** begin MATERIAL PROVIDED **

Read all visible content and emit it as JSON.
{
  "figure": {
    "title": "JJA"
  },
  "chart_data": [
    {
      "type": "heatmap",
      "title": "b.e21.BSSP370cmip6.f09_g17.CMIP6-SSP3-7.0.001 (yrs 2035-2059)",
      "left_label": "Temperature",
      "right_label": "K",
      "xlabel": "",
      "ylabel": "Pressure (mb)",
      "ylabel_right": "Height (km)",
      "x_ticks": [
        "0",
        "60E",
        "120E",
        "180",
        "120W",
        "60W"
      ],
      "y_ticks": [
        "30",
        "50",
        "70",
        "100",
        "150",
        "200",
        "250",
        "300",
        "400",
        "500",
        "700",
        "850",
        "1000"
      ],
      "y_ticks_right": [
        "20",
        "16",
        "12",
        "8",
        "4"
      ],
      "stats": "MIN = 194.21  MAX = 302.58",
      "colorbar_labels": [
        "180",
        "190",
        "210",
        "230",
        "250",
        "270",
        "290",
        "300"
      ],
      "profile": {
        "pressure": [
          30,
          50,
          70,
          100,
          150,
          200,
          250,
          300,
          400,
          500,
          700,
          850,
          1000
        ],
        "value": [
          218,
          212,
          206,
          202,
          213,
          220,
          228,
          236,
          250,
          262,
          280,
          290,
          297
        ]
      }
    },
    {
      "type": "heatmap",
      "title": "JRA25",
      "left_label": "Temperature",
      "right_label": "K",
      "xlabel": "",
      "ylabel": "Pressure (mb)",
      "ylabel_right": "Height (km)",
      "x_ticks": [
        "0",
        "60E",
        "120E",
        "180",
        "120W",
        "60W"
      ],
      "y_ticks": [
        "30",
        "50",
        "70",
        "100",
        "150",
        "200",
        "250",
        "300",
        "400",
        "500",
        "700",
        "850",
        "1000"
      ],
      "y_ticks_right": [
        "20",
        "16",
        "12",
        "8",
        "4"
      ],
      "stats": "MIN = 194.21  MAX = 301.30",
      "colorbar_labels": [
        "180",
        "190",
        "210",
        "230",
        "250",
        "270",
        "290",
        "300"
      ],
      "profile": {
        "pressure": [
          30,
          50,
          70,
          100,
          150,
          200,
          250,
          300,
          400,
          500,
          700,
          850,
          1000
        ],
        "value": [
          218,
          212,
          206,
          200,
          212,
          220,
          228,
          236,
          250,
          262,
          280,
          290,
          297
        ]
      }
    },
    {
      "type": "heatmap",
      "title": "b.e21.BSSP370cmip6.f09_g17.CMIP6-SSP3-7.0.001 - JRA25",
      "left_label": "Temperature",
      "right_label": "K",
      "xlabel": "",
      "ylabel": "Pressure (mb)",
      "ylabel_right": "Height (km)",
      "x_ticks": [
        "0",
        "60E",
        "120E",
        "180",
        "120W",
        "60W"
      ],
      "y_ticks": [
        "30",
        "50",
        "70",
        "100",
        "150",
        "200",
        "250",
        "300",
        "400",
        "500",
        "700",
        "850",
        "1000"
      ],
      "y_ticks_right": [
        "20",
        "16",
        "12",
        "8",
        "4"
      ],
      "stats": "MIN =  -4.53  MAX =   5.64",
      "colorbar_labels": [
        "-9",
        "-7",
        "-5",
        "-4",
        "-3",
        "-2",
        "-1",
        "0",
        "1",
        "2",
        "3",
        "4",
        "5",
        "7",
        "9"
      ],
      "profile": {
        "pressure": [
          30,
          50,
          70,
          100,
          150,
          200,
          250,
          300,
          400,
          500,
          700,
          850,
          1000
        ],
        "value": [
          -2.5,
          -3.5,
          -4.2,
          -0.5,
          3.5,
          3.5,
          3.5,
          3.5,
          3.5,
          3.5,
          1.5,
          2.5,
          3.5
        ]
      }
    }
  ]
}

** end MATERIAL PROVIDED **

**GIVEN PROBLEM:**
Repeat the material above in full, exactly as it stands.

**RESULT OF THIS EXERCISE:**
Read all visible content and emit it as JSON.
{
  "figure": {
    "title": "JJA"
  },
  "chart_data": [
    {
      "type": "heatmap",
      "title": "b.e21.BSSP370cmip6.f09_g17.CMIP6-SSP3-7.0.001 (yrs 2035-2059)",
      "left_label": "Temperature",
      "right_label": "K",
      "xlabel": "",
      "ylabel": "Pressure (mb)",
      "ylabel_right": "Height (km)",
      "x_ticks": [
        "0",
        "60E",
        "120E",
        "180",
        "120W",
        "60W"
      ],
      "y_ticks": [
        "30",
        "50",
        "70",
        "100",
        "150",
        "200",
        "250",
        "300",
        "400",
        "500",
        "700",
        "850",
        "1000"
      ],
      "y_ticks_right": [
        "20",
        "16",
        "12",
        "8",
        "4"
      ],
      "stats": "MIN = 194.21  MAX = 302.58",
      "colorbar_labels": [
        "180",
        "190",
        "210",
        "230",
        "250",
        "270",
        "290",
        "300"
      ],
      "profile": {
        "pressure": [
          30,
          50,
          70,
          100,
          150,
          200,
          250,
          300,
          400,
          500,
          700,
          850,
          1000
        ],
        "value": [
          218,
          212,
          206,
          202,
          213,
          220,
          228,
          236,
          250,
          262,
          280,
          290,
          297
        ]
      }
    },
    {
      "type": "heatmap",
      "title": "JRA25",
      "left_label": "Temperature",
      "right_label": "K",
      "xlabel": "",
      "ylabel": "Pressure (mb)",
      "ylabel_right": "Height (km)",
      "x_ticks": [
        "0",
        "60E",
        "120E",
        "180",
        "120W",
        "60W"
      ],
      "y_ticks": [
        "30",
        "50",
        "70",
        "100",
        "150",
        "200",
        "250",
        "300",
        "400",
        "500",
        "700",
        "850",
        "1000"
      ],
      "y_ticks_right": [
        "20",
        "16",
        "12",
        "8",
        "4"
      ],
      "stats": "MIN = 194.21  MAX = 301.30",
      "colorbar_labels": [
        "180",
        "190",
        "210",
        "230",
        "250",
        "270",
        "290",
        "300"
      ],
      "profile": {
        "pressure": [
          30,
          50,
          70,
          100,
          150,
          200,
          250,
          300,
          400,
          500,
          700,
          850,
          1000
        ],
        "value": [
          218,
          212,
          206,
          200,
          212,
          220,
          228,
          236,
          250,
          262,
          280,
          290,
          297
        ]
      }
    },
    {
      "type": "heatmap",
      "title": "b.e21.BSSP370cmip6.f09_g17.CMIP6-SSP3-7.0.001 - JRA25",
      "left_label": "Temperature",
      "right_label": "K",
      "xlabel": "",
      "ylabel": "Pressure (mb)",
      "ylabel_right": "Height (km)",
      "x_ticks": [
        "0",
        "60E",
        "120E",
        "180",
        "120W",
        "60W"
      ],
      "y_ticks": [
        "30",
        "50",
        "70",
        "100",
        "150",
        "200",
        "250",
        "300",
        "400",
        "500",
        "700",
        "850",
        "1000"
      ],
      "y_ticks_right": [
        "20",
        "16",
        "12",
        "8",
        "4"
      ],
      "stats": "MIN =  -4.53  MAX =   5.64",
      "colorbar_labels": [
        "-9",
        "-7",
        "-5",
        "-4",
        "-3",
        "-2",
        "-1",
        "0",
        "1",
        "2",
        "3",
        "4",
        "5",
        "7",
        "9"
      ],
      "profile": {
        "pressure": [
          30,
          50,
          70,
          100,
          150,
          200,
          250,
          300,
          400,
          500,
          700,
          850,
          1000
        ],
        "value": [
          -2.5,
          -3.5,
          -4.2,
          -0.5,
          3.5,
          3.5,
          3.5,
          3.5,
          3.5,
          3.5,
          1.5,
          2.5,
          3.5
        ]
      }
    }
  ]
}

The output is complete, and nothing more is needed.